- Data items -
◆ ◆ ◆

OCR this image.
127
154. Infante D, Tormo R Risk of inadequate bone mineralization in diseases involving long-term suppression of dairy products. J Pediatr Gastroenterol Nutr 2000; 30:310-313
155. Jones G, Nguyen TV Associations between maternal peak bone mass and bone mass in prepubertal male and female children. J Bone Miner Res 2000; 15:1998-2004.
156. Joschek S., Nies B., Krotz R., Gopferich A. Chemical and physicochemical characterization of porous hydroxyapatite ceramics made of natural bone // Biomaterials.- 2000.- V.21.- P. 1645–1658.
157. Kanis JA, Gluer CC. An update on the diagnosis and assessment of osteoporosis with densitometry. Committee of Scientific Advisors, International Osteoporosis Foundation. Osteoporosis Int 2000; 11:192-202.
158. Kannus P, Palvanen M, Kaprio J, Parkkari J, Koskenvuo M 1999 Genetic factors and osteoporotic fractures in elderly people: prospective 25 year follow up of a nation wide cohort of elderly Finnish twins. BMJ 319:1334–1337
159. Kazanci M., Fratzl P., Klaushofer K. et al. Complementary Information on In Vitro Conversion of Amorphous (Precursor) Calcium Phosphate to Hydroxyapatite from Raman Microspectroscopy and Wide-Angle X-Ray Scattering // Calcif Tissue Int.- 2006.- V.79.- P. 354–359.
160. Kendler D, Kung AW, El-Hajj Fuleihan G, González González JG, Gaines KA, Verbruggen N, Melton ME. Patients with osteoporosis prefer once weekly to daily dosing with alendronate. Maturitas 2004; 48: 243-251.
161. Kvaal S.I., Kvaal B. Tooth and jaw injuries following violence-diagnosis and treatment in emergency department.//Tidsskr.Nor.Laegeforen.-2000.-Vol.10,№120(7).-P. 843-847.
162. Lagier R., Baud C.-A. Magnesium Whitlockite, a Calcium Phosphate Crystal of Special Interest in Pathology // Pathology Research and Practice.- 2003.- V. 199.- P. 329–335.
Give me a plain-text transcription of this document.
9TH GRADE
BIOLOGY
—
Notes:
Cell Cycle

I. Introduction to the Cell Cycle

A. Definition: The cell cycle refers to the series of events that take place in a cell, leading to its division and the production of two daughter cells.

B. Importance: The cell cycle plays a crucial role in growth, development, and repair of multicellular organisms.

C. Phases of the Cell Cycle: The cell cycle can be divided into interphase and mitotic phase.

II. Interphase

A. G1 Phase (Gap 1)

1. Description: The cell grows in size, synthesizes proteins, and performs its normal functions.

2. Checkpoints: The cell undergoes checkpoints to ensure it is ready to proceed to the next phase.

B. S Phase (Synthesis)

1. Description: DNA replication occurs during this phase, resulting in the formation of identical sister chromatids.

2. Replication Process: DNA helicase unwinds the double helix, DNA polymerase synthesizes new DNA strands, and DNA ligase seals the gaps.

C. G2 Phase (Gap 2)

◆ ◆ ◆

- YOUR GOAL -
Return every record above exactly as it appears.

- EXPECTED ANSWER -
OCR this image.
127
154. Infante D, Tormo R Risk of inadequate bone mineralization in diseases involving long-term suppression of dairy products. J Pediatr Gastroenterol Nutr 2000; 30:310-313
155. Jones G, Nguyen TV Associations between maternal peak bone mass and bone mass in prepubertal male and female children. J Bone Miner Res 2000; 15:1998-2004.
156. Joschek S., Nies B., Krotz R., Gopferich A. Chemical and physicochemical characterization of porous hydroxyapatite ceramics made of natural bone // Biomaterials.- 2000.- V.21.- P. 1645–1658.
157. Kanis JA, Gluer CC. An update on the diagnosis and assessment of osteoporosis with densitometry. Committee of Scientific Advisors, International Osteoporosis Foundation. Osteoporosis Int 2000; 11:192-202.
158. Kannus P, Palvanen M, Kaprio J, Parkkari J, Koskenvuo M 1999 Genetic factors and osteoporotic fractures in elderly people: prospective 25 year follow up of a nation wide cohort of elderly Finnish twins. BMJ 319:1334–1337
159. Kazanci M., Fratzl P., Klaushofer K. et al. Complementary Information on In Vitro Conversion of Amorphous (Precursor) Calcium Phosphate to Hydroxyapatite from Raman Microspectroscopy and Wide-Angle X-Ray Scattering // Calcif Tissue Int.- 2006.- V.79.- P. 354–359.
160. Kendler D, Kung AW, El-Hajj Fuleihan G, González González JG, Gaines KA, Verbruggen N, Melton ME. Patients with osteoporosis prefer once weekly to daily dosing with alendronate. Maturitas 2004; 48: 243-251.
161. Kvaal S.I., Kvaal B. Tooth and jaw injuries following violence-diagnosis and treatment in emergency department.//Tidsskr.Nor.Laegeforen.-2000.-Vol.10,№120(7).-P. 843-847.
162. Lagier R., Baud C.-A. Magnesium Whitlockite, a Calcium Phosphate Crystal of Special Interest in Pathology // Pathology Research and Practice.- 2003.- V. 199.- P. 329–335.
Give me a plain-text transcription of this document.
9TH GRADE
BIOLOGY
—
Notes:
Cell Cycle

I. Introduction to the Cell Cycle

A. Definition: The cell cycle refers to the series of events that take place in a cell, leading to its division and the production of two daughter cells.

B. Importance: The cell cycle plays a crucial role in growth, development, and repair of multicellular organisms.

C. Phases of the Cell Cycle: The cell cycle can be divided into interphase and mitotic phase.

II. Interphase

A. G1 Phase (Gap 1)

1. Description: The cell grows in size, synthesizes proteins, and performs its normal functions.

2. Checkpoints: The cell undergoes checkpoints to ensure it is ready to proceed to the next phase.

B. S Phase (Synthesis)

1. Description: DNA replication occurs during this phase, resulting in the formation of identical sister chromatids.

2. Replication Process: DNA helicase unwinds the double helix, DNA polymerase synthesizes new DNA strands, and DNA ligase seals the gaps.

C. G2 Phase (Gap 2)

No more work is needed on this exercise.